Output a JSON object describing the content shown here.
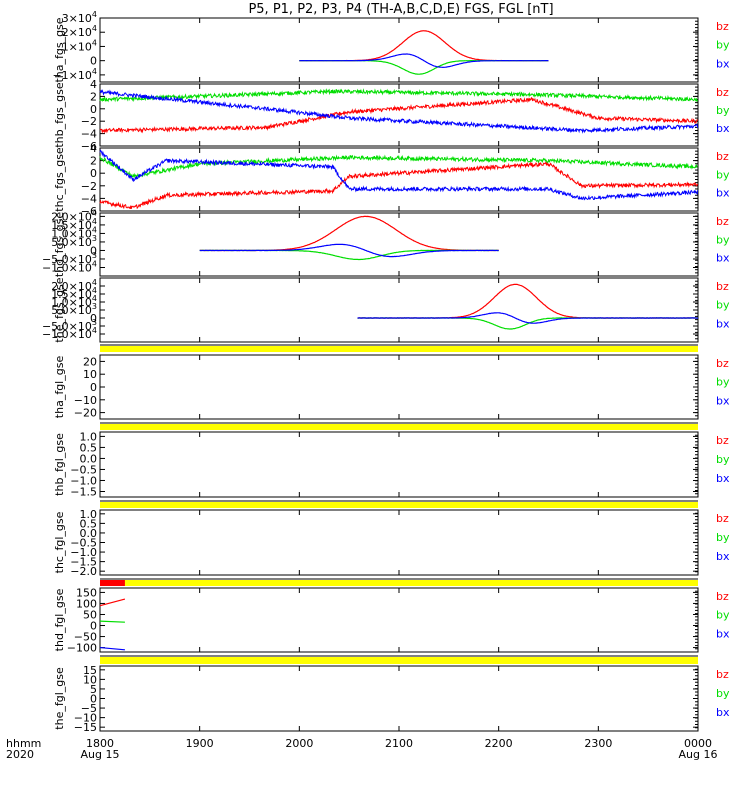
{
  "chart_data": {
    "title": "P5, P1, P2, P3, P4 (TH-A,B,C,D,E) FGS, FGL [nT]",
    "type": "line",
    "x_axis": {
      "ticks": [
        {
          "top": "1800",
          "bottom": "Aug 15",
          "t": 0
        },
        {
          "top": "1900",
          "bottom": "",
          "t": 60
        },
        {
          "top": "2000",
          "bottom": "",
          "t": 120
        },
        {
          "top": "2100",
          "bottom": "",
          "t": 180
        },
        {
          "top": "2200",
          "bottom": "",
          "t": 240
        },
        {
          "top": "2300",
          "bottom": "",
          "t": 300
        },
        {
          "top": "0000",
          "bottom": "Aug 16",
          "t": 360
        }
      ],
      "range": [
        0,
        360
      ],
      "label_top": "hhmm",
      "label_bottom": "2020"
    },
    "series_colors": {
      "bz": "#ff0000",
      "by": "#00dd00",
      "bx": "#0000ff"
    },
    "legend": [
      "bz",
      "by",
      "bx"
    ],
    "panels": [
      {
        "ylabel": "tha_fgs_gse",
        "ylim": [
          -15000,
          30000
        ],
        "ticks": [
          {
            "v": 30000,
            "b": "3×10",
            "e": "4"
          },
          {
            "v": 20000,
            "b": "2×10",
            "e": "4"
          },
          {
            "v": 10000,
            "b": "1×10",
            "e": "4"
          },
          {
            "v": 0,
            "b": "0",
            "e": ""
          },
          {
            "v": -10000,
            "b": "−1×10",
            "e": "4"
          }
        ],
        "data_range": [
          120,
          270
        ],
        "pulse": {
          "center": 195,
          "bz": 21000,
          "by": -9000,
          "bx": 6500,
          "width": 14
        }
      },
      {
        "ylabel": "thb_fgs_gse",
        "ylim": [
          -6,
          4
        ],
        "ticks": [
          {
            "v": 4,
            "b": "4"
          },
          {
            "v": 2,
            "b": "2"
          },
          {
            "v": 0,
            "b": "0"
          },
          {
            "v": -2,
            "b": "−2"
          },
          {
            "v": -4,
            "b": "−4"
          },
          {
            "v": -6,
            "b": "−6"
          }
        ],
        "data_range": [
          0,
          360
        ],
        "levels": {
          "bz": [
            [
              0,
              -3.5
            ],
            [
              100,
              -3
            ],
            [
              150,
              -0.5
            ],
            [
              260,
              1.5
            ],
            [
              300,
              -1.5
            ],
            [
              360,
              -2
            ]
          ],
          "by": [
            [
              0,
              1.5
            ],
            [
              80,
              2.2
            ],
            [
              140,
              2.8
            ],
            [
              260,
              2.3
            ],
            [
              360,
              1.5
            ]
          ],
          "bx": [
            [
              0,
              2.7
            ],
            [
              100,
              0
            ],
            [
              150,
              -1.5
            ],
            [
              290,
              -3.5
            ],
            [
              360,
              -2.8
            ]
          ]
        }
      },
      {
        "ylabel": "thc_fgs_gse",
        "ylim": [
          -6,
          4
        ],
        "ticks": [
          {
            "v": 4,
            "b": "4"
          },
          {
            "v": 2,
            "b": "2"
          },
          {
            "v": 0,
            "b": "0"
          },
          {
            "v": -2,
            "b": "−2"
          },
          {
            "v": -4,
            "b": "−4"
          },
          {
            "v": -6,
            "b": "−6"
          }
        ],
        "data_range": [
          0,
          360
        ],
        "levels": {
          "bz": [
            [
              0,
              -4.5
            ],
            [
              20,
              -5.5
            ],
            [
              40,
              -3.5
            ],
            [
              140,
              -2.8
            ],
            [
              150,
              -0.5
            ],
            [
              270,
              1.5
            ],
            [
              290,
              -2
            ],
            [
              360,
              -1.8
            ]
          ],
          "by": [
            [
              0,
              2.5
            ],
            [
              20,
              -0.5
            ],
            [
              60,
              1.5
            ],
            [
              150,
              2.5
            ],
            [
              270,
              2
            ],
            [
              360,
              1
            ]
          ],
          "bx": [
            [
              0,
              3.5
            ],
            [
              20,
              -1
            ],
            [
              40,
              2
            ],
            [
              140,
              1
            ],
            [
              150,
              -2.5
            ],
            [
              270,
              -2.5
            ],
            [
              290,
              -4
            ],
            [
              360,
              -3
            ]
          ]
        }
      },
      {
        "ylabel": "thd_fgs_gse",
        "ylim": [
          -15000,
          22000
        ],
        "ticks": [
          {
            "v": 20000,
            "b": "2.0×10",
            "e": "4"
          },
          {
            "v": 15000,
            "b": "1.5×10",
            "e": "4"
          },
          {
            "v": 10000,
            "b": "1.0×10",
            "e": "4"
          },
          {
            "v": 5000,
            "b": "5.0×10",
            "e": "3"
          },
          {
            "v": 0,
            "b": "0",
            "e": ""
          },
          {
            "v": -5000,
            "b": "−5.0×10",
            "e": "3"
          },
          {
            "v": -10000,
            "b": "−1.0×10",
            "e": "4"
          }
        ],
        "data_range": [
          60,
          240
        ],
        "pulse": {
          "center": 160,
          "bz": 20000,
          "by": -5000,
          "bx": 5000,
          "width": 20
        }
      },
      {
        "ylabel": "the_fgs_gse",
        "ylim": [
          -15000,
          25000
        ],
        "ticks": [
          {
            "v": 20000,
            "b": "2.0×10",
            "e": "4"
          },
          {
            "v": 15000,
            "b": "1.5×10",
            "e": "4"
          },
          {
            "v": 10000,
            "b": "1.0×10",
            "e": "4"
          },
          {
            "v": 5000,
            "b": "5.0×10",
            "e": "3"
          },
          {
            "v": 0,
            "b": "0",
            "e": ""
          },
          {
            "v": -5000,
            "b": "−5.0×10",
            "e": "3"
          },
          {
            "v": -10000,
            "b": "−1.0×10",
            "e": "4"
          }
        ],
        "data_range": [
          155,
          360
        ],
        "pulse": {
          "center": 250,
          "bz": 21000,
          "by": -6500,
          "bx": 4500,
          "width": 14
        }
      },
      {
        "ylabel": "tha_fgl_gse",
        "ylim": [
          -25,
          25
        ],
        "ticks": [
          {
            "v": 20,
            "b": "20"
          },
          {
            "v": 10,
            "b": "10"
          },
          {
            "v": 0,
            "b": "0"
          },
          {
            "v": -10,
            "b": "−10"
          },
          {
            "v": -20,
            "b": "−20"
          }
        ]
      },
      {
        "ylabel": "thb_fgl_gse",
        "ylim": [
          -1.75,
          1.2
        ],
        "ticks": [
          {
            "v": 1.0,
            "b": "1.0"
          },
          {
            "v": 0.5,
            "b": "0.5"
          },
          {
            "v": 0.0,
            "b": "0.0"
          },
          {
            "v": -0.5,
            "b": "−0.5"
          },
          {
            "v": -1.0,
            "b": "−1.0"
          },
          {
            "v": -1.5,
            "b": "−1.5"
          }
        ]
      },
      {
        "ylabel": "thc_fgl_gse",
        "ylim": [
          -2.2,
          1.2
        ],
        "ticks": [
          {
            "v": 1.0,
            "b": "1.0"
          },
          {
            "v": 0.5,
            "b": "0.5"
          },
          {
            "v": 0.0,
            "b": "0.0"
          },
          {
            "v": -0.5,
            "b": "−0.5"
          },
          {
            "v": -1.0,
            "b": "−1.0"
          },
          {
            "v": -1.5,
            "b": "−1.5"
          },
          {
            "v": -2.0,
            "b": "−2.0"
          }
        ]
      },
      {
        "ylabel": "thd_fgl_gse",
        "ylim": [
          -120,
          170
        ],
        "ticks": [
          {
            "v": 150,
            "b": "150"
          },
          {
            "v": 100,
            "b": "100"
          },
          {
            "v": 50,
            "b": "50"
          },
          {
            "v": 0,
            "b": "0"
          },
          {
            "v": -50,
            "b": "−50"
          },
          {
            "v": -100,
            "b": "−100"
          }
        ],
        "short": {
          "bz": [
            [
              0,
              90
            ],
            [
              15,
              120
            ]
          ],
          "by": [
            [
              0,
              20
            ],
            [
              15,
              15
            ]
          ],
          "bx": [
            [
              0,
              -100
            ],
            [
              15,
              -110
            ]
          ]
        }
      },
      {
        "ylabel": "the_fgl_gse",
        "ylim": [
          -17,
          17
        ],
        "ticks": [
          {
            "v": 15,
            "b": "15"
          },
          {
            "v": 10,
            "b": "10"
          },
          {
            "v": 5,
            "b": "5"
          },
          {
            "v": 0,
            "b": "0"
          },
          {
            "v": -5,
            "b": "−5"
          },
          {
            "v": -10,
            "b": "−10"
          },
          {
            "v": -15,
            "b": "−15"
          }
        ]
      }
    ],
    "status_bars": [
      {
        "color": "#ffff00"
      },
      {
        "color": "#ffff00"
      },
      {
        "color": "#ffff00"
      },
      {
        "color": "#ffff00",
        "red_segment": [
          0,
          15
        ]
      },
      {
        "color": "#ffff00"
      }
    ]
  }
}
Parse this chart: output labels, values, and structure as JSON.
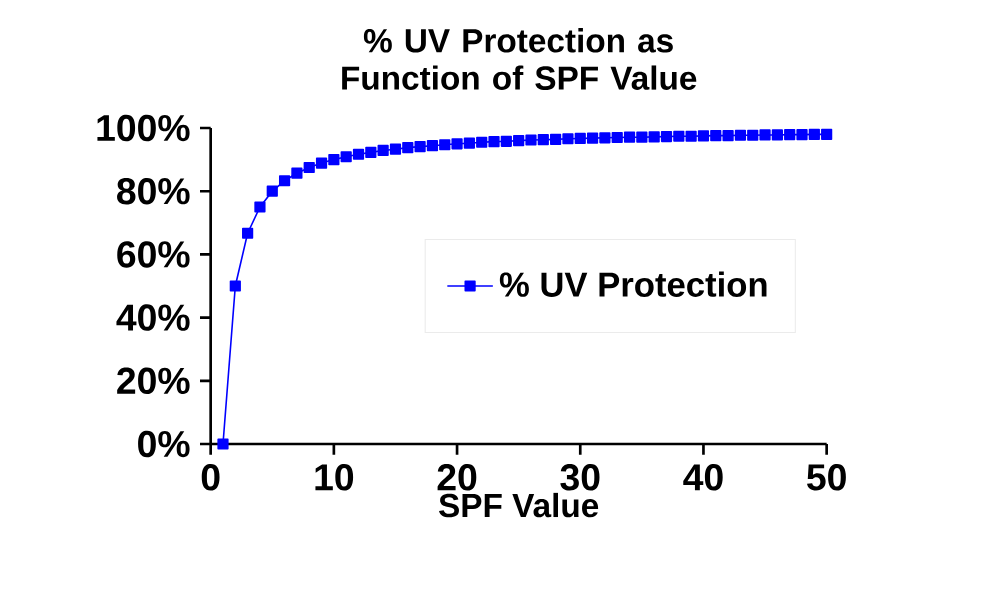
{
  "chart_data": {
    "type": "line",
    "title": "% UV Protection as Function of SPF Value",
    "xlabel": "SPF Value",
    "x": [
      1,
      2,
      3,
      4,
      5,
      6,
      7,
      8,
      9,
      10,
      11,
      12,
      13,
      14,
      15,
      16,
      17,
      18,
      19,
      20,
      21,
      22,
      23,
      24,
      25,
      26,
      27,
      28,
      29,
      30,
      31,
      32,
      33,
      34,
      35,
      36,
      37,
      38,
      39,
      40,
      41,
      42,
      43,
      44,
      45,
      46,
      47,
      48,
      49,
      50
    ],
    "series": [
      {
        "name": "% UV Protection",
        "color": "#0000ff",
        "values": [
          0,
          50,
          66.7,
          75,
          80,
          83.3,
          85.7,
          87.5,
          88.9,
          90,
          90.9,
          91.7,
          92.3,
          92.9,
          93.3,
          93.8,
          94.1,
          94.4,
          94.7,
          95,
          95.2,
          95.5,
          95.7,
          95.8,
          96,
          96.2,
          96.3,
          96.4,
          96.6,
          96.7,
          96.8,
          96.9,
          97,
          97.1,
          97.1,
          97.2,
          97.3,
          97.4,
          97.4,
          97.5,
          97.6,
          97.6,
          97.7,
          97.7,
          97.8,
          97.8,
          97.9,
          97.9,
          98,
          98
        ]
      }
    ],
    "xlim": [
      0,
      50
    ],
    "xticks": [
      0,
      10,
      20,
      30,
      40,
      50
    ],
    "ylim": [
      0,
      100
    ],
    "yticks": [
      {
        "value": 0,
        "label": "0%"
      },
      {
        "value": 20,
        "label": "20%"
      },
      {
        "value": 40,
        "label": "40%"
      },
      {
        "value": 60,
        "label": "60%"
      },
      {
        "value": 80,
        "label": "80%"
      },
      {
        "value": 100,
        "label": "100%"
      }
    ],
    "legend": "right",
    "marker": "square",
    "line_style": "solid",
    "grid": false
  }
}
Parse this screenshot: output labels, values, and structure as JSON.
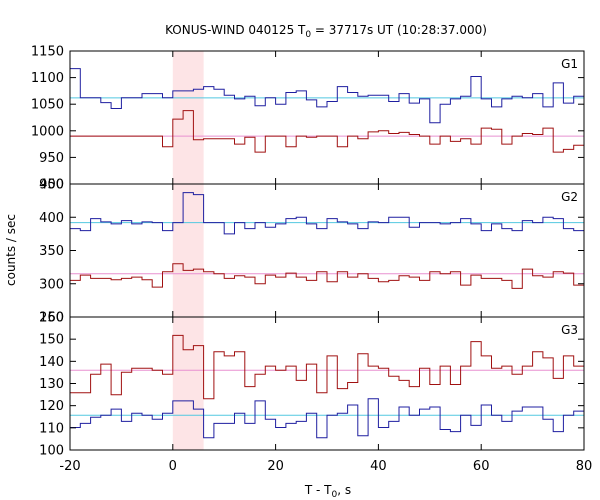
{
  "chart_data": {
    "type": "line",
    "title_main": "KONUS-WIND 040125 T",
    "title_sub": "0",
    "title_rest": " = 37717s UT (10:28:37.000)",
    "xlabel_main": "T - T",
    "xlabel_sub": "0",
    "xlabel_rest": ", s",
    "ylabel": "counts / sec",
    "xlim": [
      -20,
      80
    ],
    "x_ticks": [
      "-20",
      "0",
      "20",
      "40",
      "60",
      "80"
    ],
    "highlight_interval": [
      0,
      6
    ],
    "colors": {
      "dark_blue": "#1f1fa0",
      "dark_red": "#a01010",
      "cyan": "#52c8e0",
      "pink": "#e890d0",
      "highlight": "#fde4e6"
    },
    "bin_edges": [
      -20,
      -18,
      -16,
      -14,
      -12,
      -10,
      -8,
      -6,
      -4,
      -2,
      0,
      2,
      4,
      6,
      8,
      10,
      12,
      14,
      16,
      18,
      20,
      22,
      24,
      26,
      28,
      30,
      32,
      34,
      36,
      38,
      40,
      42,
      44,
      46,
      48,
      50,
      52,
      54,
      56,
      58,
      60,
      62,
      64,
      66,
      68,
      70,
      72,
      74,
      76,
      78,
      80
    ],
    "panels": [
      {
        "label": "G1",
        "ylim": [
          900,
          1150
        ],
        "y_ticks": [
          "900",
          "950",
          "1000",
          "1050",
          "1100",
          "1150"
        ],
        "series": [
          {
            "color": "dark_blue",
            "values": [
              1117,
              1062,
              1062,
              1053,
              1042,
              1062,
              1062,
              1070,
              1070,
              1062,
              1075,
              1075,
              1078,
              1083,
              1078,
              1067,
              1060,
              1065,
              1047,
              1062,
              1050,
              1072,
              1075,
              1058,
              1045,
              1055,
              1083,
              1072,
              1065,
              1067,
              1067,
              1055,
              1070,
              1052,
              1060,
              1015,
              1050,
              1060,
              1065,
              1102,
              1060,
              1045,
              1060,
              1065,
              1062,
              1070,
              1045,
              1090,
              1052,
              1065
            ]
          },
          {
            "color": "dark_red",
            "values": [
              990,
              990,
              990,
              990,
              990,
              990,
              990,
              990,
              990,
              970,
              1022,
              1038,
              983,
              985,
              985,
              985,
              975,
              988,
              960,
              990,
              990,
              970,
              990,
              988,
              990,
              990,
              970,
              990,
              985,
              998,
              1000,
              995,
              997,
              993,
              990,
              975,
              990,
              980,
              985,
              975,
              1005,
              1003,
              975,
              990,
              995,
              993,
              1005,
              960,
              965,
              973
            ]
          }
        ],
        "background": [
          {
            "color": "cyan",
            "value": 1062
          },
          {
            "color": "pink",
            "value": 990
          }
        ]
      },
      {
        "label": "G2",
        "ylim": [
          250,
          450
        ],
        "y_ticks": [
          "250",
          "300",
          "350",
          "400",
          "450"
        ],
        "series": [
          {
            "color": "dark_blue",
            "values": [
              383,
              380,
              398,
              393,
              390,
              395,
              390,
              393,
              392,
              380,
              392,
              437,
              434,
              392,
              392,
              375,
              392,
              383,
              392,
              385,
              390,
              398,
              400,
              390,
              383,
              398,
              393,
              390,
              383,
              393,
              392,
              400,
              400,
              385,
              392,
              392,
              390,
              392,
              398,
              390,
              380,
              390,
              383,
              380,
              395,
              392,
              400,
              398,
              383,
              380
            ]
          },
          {
            "color": "dark_red",
            "values": [
              305,
              313,
              308,
              308,
              306,
              308,
              310,
              306,
              295,
              318,
              330,
              320,
              322,
              318,
              315,
              308,
              312,
              310,
              300,
              313,
              310,
              316,
              310,
              305,
              318,
              303,
              318,
              310,
              315,
              308,
              303,
              305,
              312,
              310,
              305,
              318,
              315,
              318,
              298,
              313,
              308,
              308,
              305,
              293,
              322,
              312,
              310,
              318,
              316,
              298
            ]
          }
        ],
        "background": [
          {
            "color": "cyan",
            "value": 392
          },
          {
            "color": "pink",
            "value": 315
          }
        ]
      },
      {
        "label": "G3",
        "ylim": [
          100,
          165
        ],
        "y_ticks": [
          "100",
          "110",
          "120",
          "130",
          "140",
          "150",
          "160"
        ],
        "series": [
          {
            "color": "dark_blue",
            "values": [
              111,
              113,
              116,
              117,
              120,
              114,
              118,
              117,
              115,
              118,
              124,
              124,
              120,
              106,
              113,
              113,
              118,
              113,
              124,
              115,
              111,
              113,
              114,
              118,
              106,
              117,
              118,
              122,
              107,
              125,
              111,
              114,
              121,
              117,
              120,
              121,
              110,
              109,
              117,
              112,
              122,
              117,
              114,
              119,
              121,
              121,
              115,
              109,
              117,
              119
            ]
          },
          {
            "color": "dark_red",
            "values": [
              128,
              128,
              137,
              142,
              127,
              138,
              140,
              140,
              139,
              137,
              156,
              149,
              151,
              125,
              148,
              146,
              148,
              131,
              137,
              141,
              139,
              141,
              134,
              142,
              128,
              146,
              130,
              133,
              147,
              141,
              140,
              136,
              134,
              131,
              140,
              132,
              141,
              132,
              141,
              153,
              146,
              140,
              141,
              137,
              141,
              148,
              145,
              135,
              146,
              141
            ]
          }
        ],
        "background": [
          {
            "color": "cyan",
            "value": 117
          },
          {
            "color": "pink",
            "value": 139
          }
        ]
      }
    ]
  }
}
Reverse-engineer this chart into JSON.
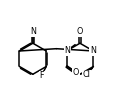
{
  "bg_color": "#ffffff",
  "line_color": "#000000",
  "line_width": 1.1,
  "font_size": 5.8,
  "fig_width": 1.22,
  "fig_height": 1.06,
  "dpi": 100,
  "xlim": [
    0,
    10.5
  ],
  "ylim": [
    1.5,
    8.5
  ]
}
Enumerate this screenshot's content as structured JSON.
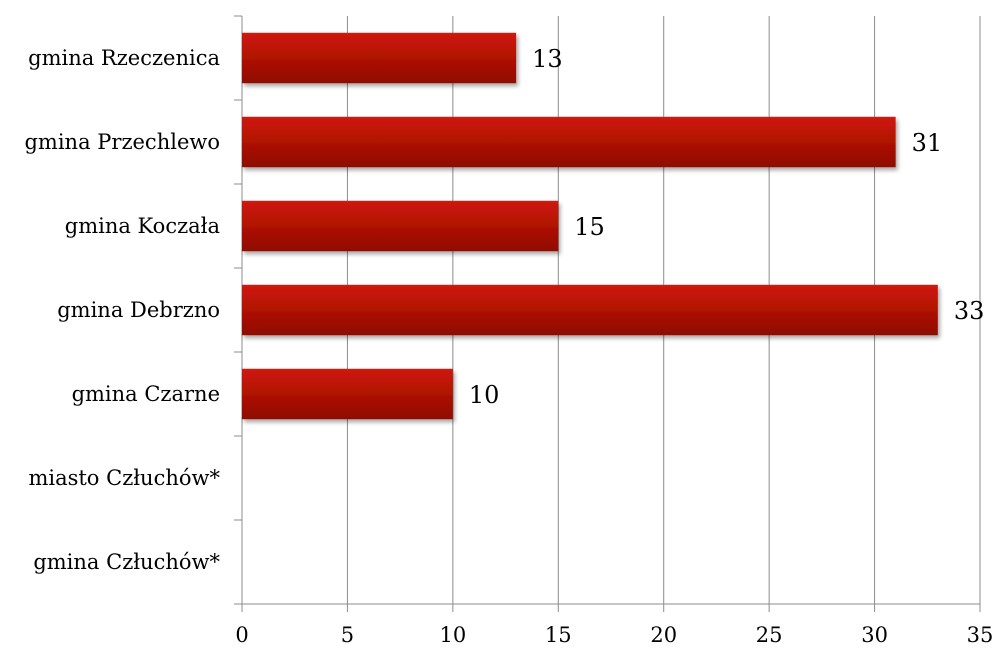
{
  "chart_data": {
    "type": "bar",
    "orientation": "horizontal",
    "categories": [
      "gmina Rzeczenica",
      "gmina Przechlewo",
      "gmina Koczała",
      "gmina Debrzno",
      "gmina Czarne",
      "miasto Człuchów*",
      "gmina Człuchów*"
    ],
    "values": [
      13,
      31,
      15,
      33,
      10,
      null,
      null
    ],
    "data_labels": [
      "13",
      "31",
      "15",
      "33",
      "10",
      "",
      ""
    ],
    "xlim": [
      0,
      35
    ],
    "xticks": [
      0,
      5,
      10,
      15,
      20,
      25,
      30,
      35
    ],
    "tick_labels": [
      "0",
      "5",
      "10",
      "15",
      "20",
      "25",
      "30",
      "35"
    ],
    "title": "",
    "xlabel": "",
    "ylabel": "",
    "grid": "vertical",
    "legend": "none",
    "bar_color_top": "#d01a08",
    "bar_color_bottom": "#8e0a03",
    "grid_color": "#8c8c8c"
  }
}
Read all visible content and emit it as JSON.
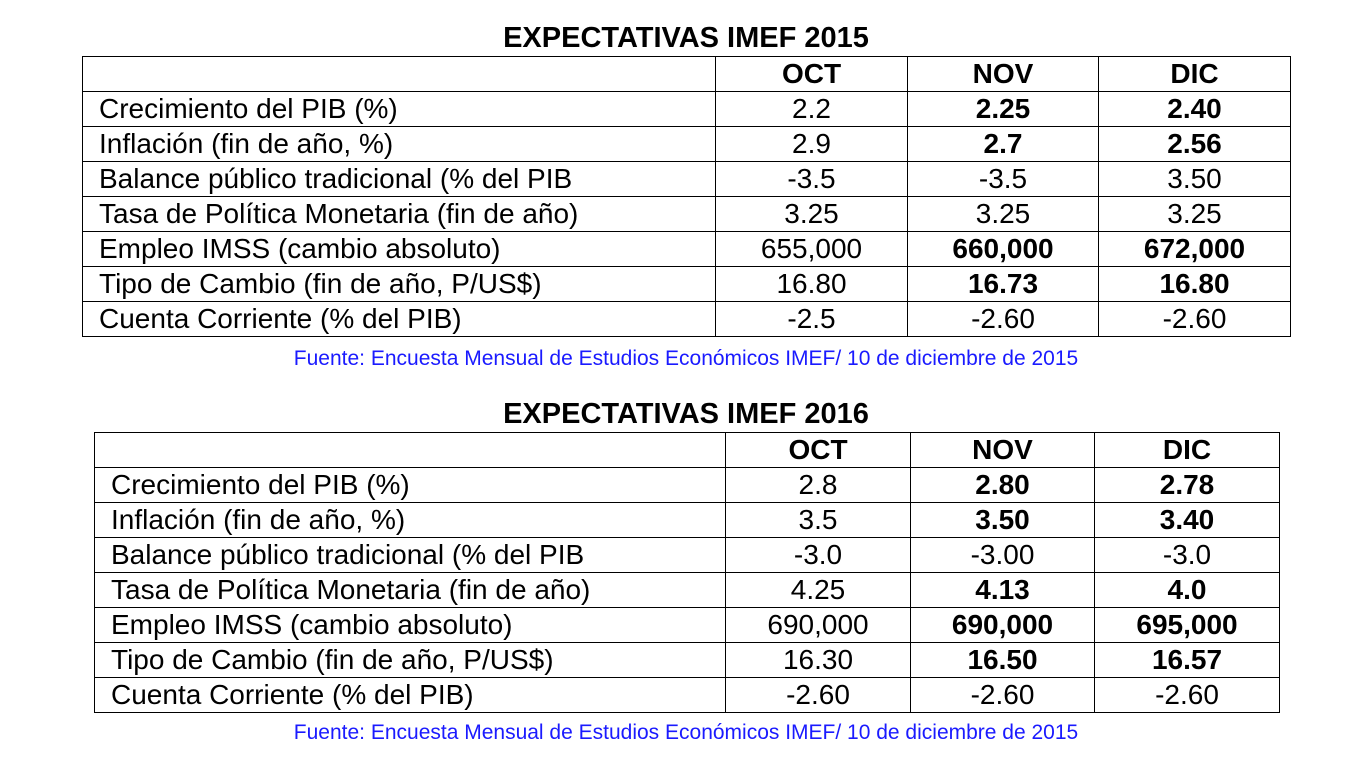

= = = =

> _Short problem_
Wherever the string "Protection" appears in the entries above, list that line.

> _Answer in full_
    "title": "% UV Protection as Function of SPF Value",
        "name": "% UV Protection",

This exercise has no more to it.